_What to produce_
According to the court opinion below, what was the minimum yearly rent under the lease?

Opinion
November Term, 1899.
Artemas B. Smith, for the appellant.
C.N. Bovee, Jr., for the respondent.
At the opening of the trial the plaintiff moved for a judgment upon the pleadings, which was granted, with an extra allowance of $100, and the defendant has appealed.
Two questions are presented: First, whether, upon the complaint and answer, any issue was presented; and, second, whether the court erred in granting an extra allowance. The complaint contained three separate causes of action, upon two of which it seems to have been conceded upon the trial, as it was upon the argument before us, that the plaintiff was entitled to recover. The third cause of action, which was the principal one, charges that on the 17th of April, 1895, the parties entered into a written agreement, a copy of which is attached to the complaint, by which the plaintiff leased to the defendant for a bank, and for no other purpose, for a term of five years, commencing on the first of May following, certain premises situated in the city of New York for a certain yearly rent which was to be determined under the terms of the lease, as follows: "The minimum yearly rent shall be $4,000, such minimum amount to be payable monthly in advance on the first day of each and every month; the actual yearly rent shall be adjusted at the end of each year of this lease, and the party of the second part shall pay as rent to the party of the first part, at the end of each rental year, the additional sum of $1,000 for each amount of $100,000 of deposits of the party of the second part in excess of $100,000, it being expressly agreed that the amount of deposits to be considered on the basis of rent shall be the average amount of the deposits of the bank, the party of the second part reached at any time during the rental year. But it is agreed that such additional sum payable as rent over and above the minimum yearly rent of $4,000 shall not exceed in any one rental year the sum of $4,000."

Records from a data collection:
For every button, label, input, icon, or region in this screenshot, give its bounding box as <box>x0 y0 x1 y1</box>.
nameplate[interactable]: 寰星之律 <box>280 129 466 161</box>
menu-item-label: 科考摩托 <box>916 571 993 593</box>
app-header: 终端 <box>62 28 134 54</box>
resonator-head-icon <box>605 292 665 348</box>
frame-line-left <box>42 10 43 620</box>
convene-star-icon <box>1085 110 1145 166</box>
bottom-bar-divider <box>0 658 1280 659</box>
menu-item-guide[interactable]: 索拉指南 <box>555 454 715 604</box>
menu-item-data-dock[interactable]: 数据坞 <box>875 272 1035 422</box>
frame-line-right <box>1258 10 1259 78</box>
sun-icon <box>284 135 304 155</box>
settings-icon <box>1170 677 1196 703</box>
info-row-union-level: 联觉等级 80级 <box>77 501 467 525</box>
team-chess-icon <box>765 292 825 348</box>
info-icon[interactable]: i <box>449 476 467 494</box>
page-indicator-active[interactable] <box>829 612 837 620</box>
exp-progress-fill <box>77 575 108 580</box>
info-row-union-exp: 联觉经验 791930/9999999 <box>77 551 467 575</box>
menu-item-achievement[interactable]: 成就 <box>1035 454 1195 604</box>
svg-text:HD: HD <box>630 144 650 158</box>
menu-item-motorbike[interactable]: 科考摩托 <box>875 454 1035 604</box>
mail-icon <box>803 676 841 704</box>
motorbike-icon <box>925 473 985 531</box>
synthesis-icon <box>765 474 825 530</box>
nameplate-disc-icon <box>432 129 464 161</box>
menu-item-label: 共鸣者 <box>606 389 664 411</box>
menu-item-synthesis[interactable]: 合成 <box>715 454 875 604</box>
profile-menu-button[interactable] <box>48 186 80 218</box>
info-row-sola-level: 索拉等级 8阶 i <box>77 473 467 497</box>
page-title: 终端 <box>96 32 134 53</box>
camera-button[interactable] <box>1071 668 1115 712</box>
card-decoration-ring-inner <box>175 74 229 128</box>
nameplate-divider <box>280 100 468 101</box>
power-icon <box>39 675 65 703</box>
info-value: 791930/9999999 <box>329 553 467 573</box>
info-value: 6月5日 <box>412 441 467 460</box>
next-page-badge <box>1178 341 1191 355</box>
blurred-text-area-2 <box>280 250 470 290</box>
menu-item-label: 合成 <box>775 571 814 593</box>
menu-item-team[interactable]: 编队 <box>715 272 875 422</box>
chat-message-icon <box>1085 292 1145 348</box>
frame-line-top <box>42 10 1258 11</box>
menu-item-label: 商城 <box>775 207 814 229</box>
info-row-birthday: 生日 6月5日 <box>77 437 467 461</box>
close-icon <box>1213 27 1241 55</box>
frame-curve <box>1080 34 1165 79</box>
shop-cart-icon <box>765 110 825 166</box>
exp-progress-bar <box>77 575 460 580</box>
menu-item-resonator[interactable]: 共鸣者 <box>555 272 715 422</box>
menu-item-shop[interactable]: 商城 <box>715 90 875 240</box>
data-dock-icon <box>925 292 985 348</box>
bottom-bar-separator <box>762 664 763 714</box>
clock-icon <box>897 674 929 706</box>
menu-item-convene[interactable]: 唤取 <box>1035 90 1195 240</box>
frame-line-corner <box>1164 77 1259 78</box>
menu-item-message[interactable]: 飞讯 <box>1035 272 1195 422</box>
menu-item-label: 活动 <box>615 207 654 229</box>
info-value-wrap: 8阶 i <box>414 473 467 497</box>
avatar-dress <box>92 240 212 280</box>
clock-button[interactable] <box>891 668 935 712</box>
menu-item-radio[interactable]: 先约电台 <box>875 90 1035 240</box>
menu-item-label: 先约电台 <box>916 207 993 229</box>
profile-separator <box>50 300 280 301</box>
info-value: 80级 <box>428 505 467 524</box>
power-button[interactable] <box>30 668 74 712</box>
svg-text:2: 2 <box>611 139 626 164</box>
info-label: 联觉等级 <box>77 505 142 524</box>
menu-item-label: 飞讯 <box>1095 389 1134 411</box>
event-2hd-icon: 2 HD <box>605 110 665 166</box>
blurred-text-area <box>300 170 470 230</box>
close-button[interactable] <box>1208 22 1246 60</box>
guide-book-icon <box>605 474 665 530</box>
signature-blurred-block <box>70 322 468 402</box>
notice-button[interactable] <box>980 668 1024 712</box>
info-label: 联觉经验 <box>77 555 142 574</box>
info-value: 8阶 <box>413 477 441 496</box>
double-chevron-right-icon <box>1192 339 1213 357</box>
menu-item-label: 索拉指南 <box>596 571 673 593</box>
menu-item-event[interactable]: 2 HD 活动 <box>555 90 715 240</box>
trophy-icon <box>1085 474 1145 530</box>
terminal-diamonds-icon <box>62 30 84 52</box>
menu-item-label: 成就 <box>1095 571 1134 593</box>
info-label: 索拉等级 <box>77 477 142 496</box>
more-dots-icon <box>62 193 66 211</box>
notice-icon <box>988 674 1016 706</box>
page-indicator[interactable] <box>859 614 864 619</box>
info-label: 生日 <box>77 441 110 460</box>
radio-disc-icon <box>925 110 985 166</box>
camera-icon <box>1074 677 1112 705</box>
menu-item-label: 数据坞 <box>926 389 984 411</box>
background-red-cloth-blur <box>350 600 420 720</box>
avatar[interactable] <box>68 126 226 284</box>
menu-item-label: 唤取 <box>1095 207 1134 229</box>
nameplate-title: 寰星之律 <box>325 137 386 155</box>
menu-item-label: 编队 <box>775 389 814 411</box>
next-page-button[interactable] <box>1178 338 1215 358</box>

---

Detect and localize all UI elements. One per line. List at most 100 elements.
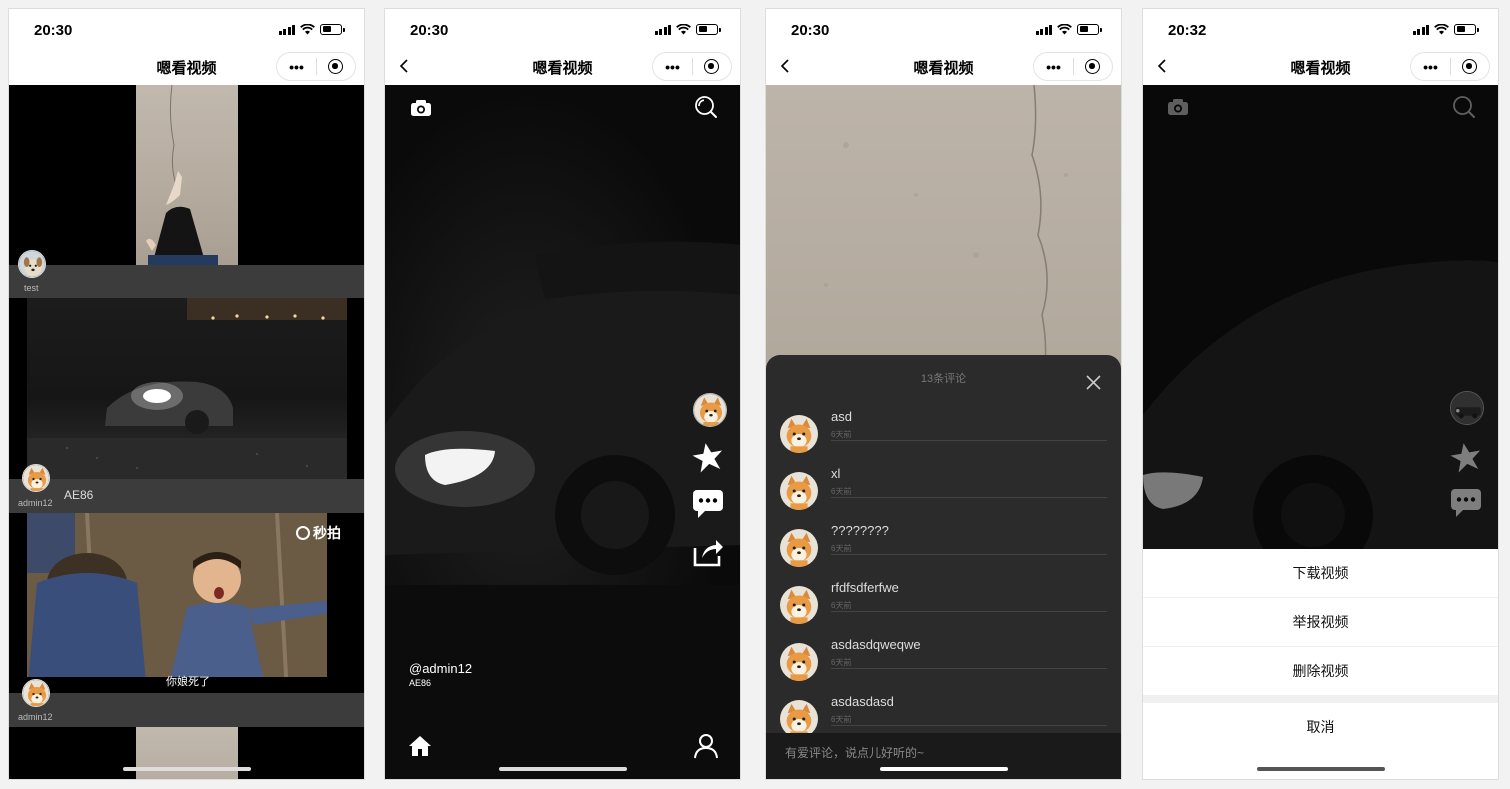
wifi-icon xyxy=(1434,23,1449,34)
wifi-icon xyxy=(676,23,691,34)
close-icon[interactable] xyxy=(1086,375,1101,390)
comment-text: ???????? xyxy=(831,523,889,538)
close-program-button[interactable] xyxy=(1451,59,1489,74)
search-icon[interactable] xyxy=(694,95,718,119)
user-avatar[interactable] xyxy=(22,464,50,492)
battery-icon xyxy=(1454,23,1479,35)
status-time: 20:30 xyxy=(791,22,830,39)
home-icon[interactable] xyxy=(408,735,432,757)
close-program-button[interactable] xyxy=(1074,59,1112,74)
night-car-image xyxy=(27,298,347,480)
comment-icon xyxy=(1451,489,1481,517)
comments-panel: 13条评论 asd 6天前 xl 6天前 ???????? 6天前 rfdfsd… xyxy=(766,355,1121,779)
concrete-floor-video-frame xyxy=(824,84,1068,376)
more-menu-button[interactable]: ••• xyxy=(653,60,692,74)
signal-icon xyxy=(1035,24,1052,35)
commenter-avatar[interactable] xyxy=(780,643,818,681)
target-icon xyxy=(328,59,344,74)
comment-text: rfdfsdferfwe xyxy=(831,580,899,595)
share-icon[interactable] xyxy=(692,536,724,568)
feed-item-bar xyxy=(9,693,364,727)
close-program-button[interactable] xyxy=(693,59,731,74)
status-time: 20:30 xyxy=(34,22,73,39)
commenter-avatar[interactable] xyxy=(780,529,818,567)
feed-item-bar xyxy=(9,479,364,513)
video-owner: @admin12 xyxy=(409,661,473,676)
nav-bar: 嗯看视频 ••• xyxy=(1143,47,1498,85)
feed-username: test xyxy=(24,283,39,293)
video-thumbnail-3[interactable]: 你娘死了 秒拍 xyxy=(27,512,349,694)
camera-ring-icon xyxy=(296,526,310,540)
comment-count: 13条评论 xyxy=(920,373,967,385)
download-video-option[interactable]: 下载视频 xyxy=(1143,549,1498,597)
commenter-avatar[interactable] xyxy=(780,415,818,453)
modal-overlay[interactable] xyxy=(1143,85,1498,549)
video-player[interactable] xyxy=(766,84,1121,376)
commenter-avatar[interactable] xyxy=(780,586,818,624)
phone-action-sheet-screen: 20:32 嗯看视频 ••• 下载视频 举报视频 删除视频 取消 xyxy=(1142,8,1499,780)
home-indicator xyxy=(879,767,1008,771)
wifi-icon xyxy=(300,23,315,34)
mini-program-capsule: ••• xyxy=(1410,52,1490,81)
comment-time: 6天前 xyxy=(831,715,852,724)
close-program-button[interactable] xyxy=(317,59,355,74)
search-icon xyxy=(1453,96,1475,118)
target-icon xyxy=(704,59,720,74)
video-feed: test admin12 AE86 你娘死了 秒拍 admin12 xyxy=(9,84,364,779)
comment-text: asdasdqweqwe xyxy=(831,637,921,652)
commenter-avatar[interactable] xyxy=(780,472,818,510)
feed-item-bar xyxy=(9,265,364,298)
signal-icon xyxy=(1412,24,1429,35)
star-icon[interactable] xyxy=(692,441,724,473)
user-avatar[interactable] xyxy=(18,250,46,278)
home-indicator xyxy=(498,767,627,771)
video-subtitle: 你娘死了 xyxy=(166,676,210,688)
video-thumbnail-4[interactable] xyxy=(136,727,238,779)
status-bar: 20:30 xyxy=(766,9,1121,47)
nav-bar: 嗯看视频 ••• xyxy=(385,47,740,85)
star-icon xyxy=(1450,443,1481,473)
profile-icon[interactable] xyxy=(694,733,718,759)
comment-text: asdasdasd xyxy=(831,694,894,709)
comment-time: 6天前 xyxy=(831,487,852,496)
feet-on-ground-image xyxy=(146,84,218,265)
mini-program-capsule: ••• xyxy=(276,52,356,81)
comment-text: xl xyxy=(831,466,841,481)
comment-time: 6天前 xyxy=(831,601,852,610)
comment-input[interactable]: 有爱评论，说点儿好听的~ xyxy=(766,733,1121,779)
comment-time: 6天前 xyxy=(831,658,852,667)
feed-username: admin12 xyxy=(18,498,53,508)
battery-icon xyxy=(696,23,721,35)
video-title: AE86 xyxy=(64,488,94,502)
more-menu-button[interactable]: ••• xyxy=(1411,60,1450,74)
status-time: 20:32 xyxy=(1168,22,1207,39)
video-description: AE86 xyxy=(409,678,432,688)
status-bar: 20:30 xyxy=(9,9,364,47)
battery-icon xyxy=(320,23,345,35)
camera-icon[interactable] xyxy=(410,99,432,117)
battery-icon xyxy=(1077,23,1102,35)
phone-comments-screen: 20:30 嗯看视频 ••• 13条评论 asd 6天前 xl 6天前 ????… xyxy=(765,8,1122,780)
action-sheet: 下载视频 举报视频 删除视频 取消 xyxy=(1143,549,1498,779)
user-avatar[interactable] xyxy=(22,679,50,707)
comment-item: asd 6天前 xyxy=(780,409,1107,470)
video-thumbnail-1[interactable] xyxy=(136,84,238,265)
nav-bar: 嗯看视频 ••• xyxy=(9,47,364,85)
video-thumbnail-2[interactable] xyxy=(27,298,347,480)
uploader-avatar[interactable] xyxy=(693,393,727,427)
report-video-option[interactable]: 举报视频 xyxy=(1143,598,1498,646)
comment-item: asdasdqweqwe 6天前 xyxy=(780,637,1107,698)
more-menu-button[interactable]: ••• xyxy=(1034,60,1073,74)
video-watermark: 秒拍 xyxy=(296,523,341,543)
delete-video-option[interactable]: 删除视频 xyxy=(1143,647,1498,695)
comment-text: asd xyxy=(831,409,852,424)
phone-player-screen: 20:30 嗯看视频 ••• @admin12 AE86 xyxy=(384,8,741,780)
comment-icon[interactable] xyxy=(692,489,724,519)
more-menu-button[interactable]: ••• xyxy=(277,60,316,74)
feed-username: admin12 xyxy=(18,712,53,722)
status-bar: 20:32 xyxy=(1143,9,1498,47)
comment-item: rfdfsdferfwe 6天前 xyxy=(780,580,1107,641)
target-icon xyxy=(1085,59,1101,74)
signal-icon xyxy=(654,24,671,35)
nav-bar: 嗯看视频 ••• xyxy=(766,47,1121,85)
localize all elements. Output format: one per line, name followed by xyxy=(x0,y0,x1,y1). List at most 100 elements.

_Task answer_
The minimum yearly rent was $4,000, payable monthly in advance on the first day of each month.